In the material below, find each line holding the string "الترقية" and copy it.

━━━ Record set ━━━

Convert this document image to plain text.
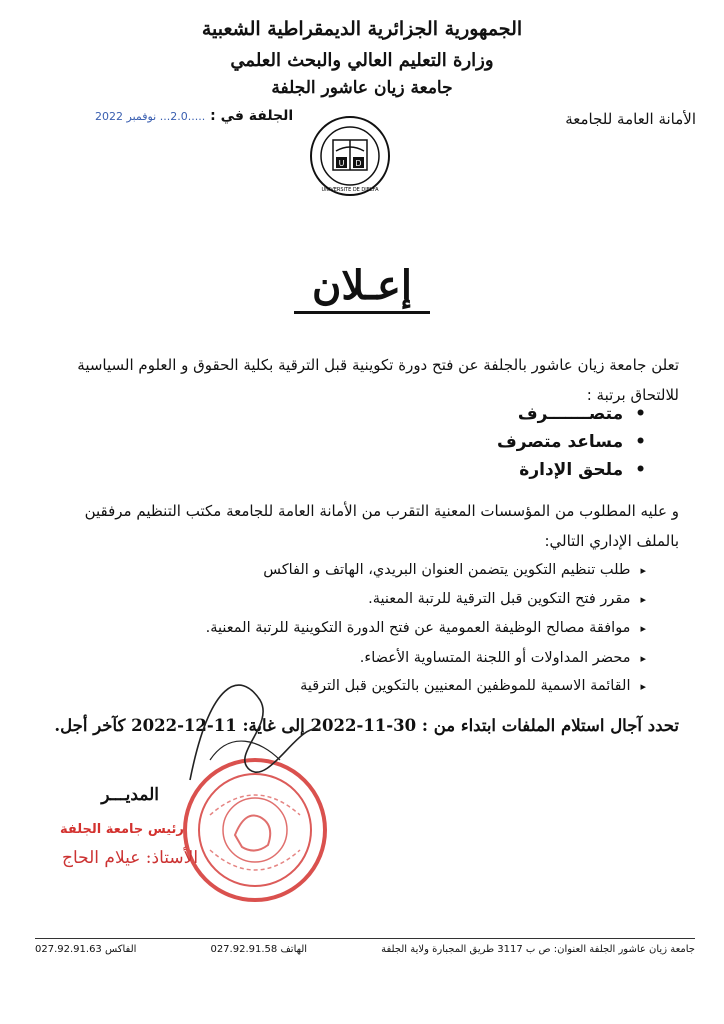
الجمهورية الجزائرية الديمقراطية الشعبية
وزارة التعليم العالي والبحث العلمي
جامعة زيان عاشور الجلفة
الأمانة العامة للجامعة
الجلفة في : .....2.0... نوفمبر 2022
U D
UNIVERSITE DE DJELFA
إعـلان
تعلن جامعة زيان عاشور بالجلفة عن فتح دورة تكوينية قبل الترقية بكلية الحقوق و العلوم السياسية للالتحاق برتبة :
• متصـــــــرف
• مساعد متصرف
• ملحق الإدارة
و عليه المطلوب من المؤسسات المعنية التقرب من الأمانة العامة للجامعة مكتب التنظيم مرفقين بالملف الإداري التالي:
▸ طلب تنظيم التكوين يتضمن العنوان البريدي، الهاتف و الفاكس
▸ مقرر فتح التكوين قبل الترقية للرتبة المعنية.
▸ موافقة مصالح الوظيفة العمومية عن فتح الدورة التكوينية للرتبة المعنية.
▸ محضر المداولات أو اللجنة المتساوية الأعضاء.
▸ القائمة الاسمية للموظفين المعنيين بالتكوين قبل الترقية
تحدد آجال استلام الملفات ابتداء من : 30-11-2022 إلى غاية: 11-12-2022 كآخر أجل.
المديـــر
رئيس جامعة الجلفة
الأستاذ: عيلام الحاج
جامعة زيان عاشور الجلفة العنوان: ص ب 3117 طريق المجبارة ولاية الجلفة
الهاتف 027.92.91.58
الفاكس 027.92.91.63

━━━
━━━ Record set ━━━

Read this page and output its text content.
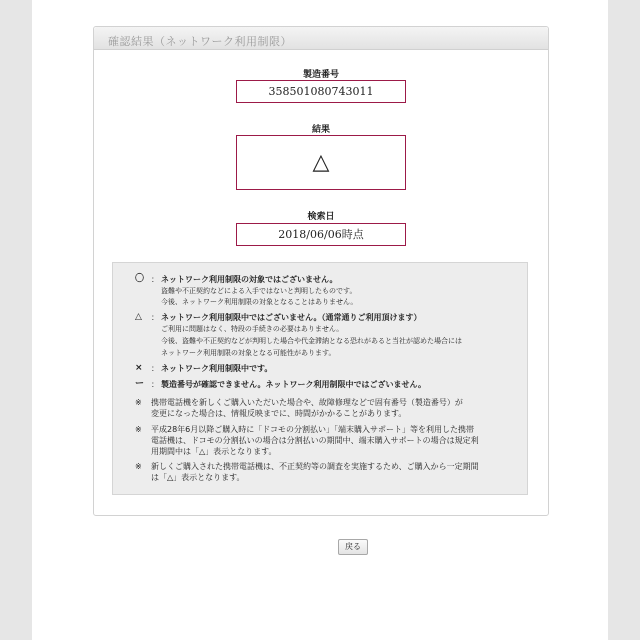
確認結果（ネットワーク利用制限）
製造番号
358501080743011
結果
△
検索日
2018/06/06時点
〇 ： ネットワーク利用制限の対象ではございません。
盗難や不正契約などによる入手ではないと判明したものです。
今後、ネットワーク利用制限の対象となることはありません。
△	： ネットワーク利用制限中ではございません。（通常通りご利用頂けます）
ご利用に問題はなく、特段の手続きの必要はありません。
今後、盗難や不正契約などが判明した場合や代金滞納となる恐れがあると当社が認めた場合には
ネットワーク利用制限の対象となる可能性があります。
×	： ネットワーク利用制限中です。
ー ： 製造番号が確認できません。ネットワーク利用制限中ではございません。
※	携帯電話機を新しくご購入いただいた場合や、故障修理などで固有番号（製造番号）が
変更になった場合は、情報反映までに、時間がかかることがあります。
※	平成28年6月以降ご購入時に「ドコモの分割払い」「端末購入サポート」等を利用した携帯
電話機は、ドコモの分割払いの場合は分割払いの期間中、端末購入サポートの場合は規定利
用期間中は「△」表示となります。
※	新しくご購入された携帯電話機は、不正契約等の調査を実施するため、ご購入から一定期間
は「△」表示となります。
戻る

━━━

#### Response to this task:
تعلن جامعة زيان عاشور بالجلفة عن فتح دورة تكوينية قبل الترقية بكلية الحقوق و العلوم السياسية للالتحاق برتبة :
▸ مقرر فتح التكوين قبل الترقية للرتبة المعنية.
▸ القائمة الاسمية للموظفين المعنيين بالتكوين قبل الترقية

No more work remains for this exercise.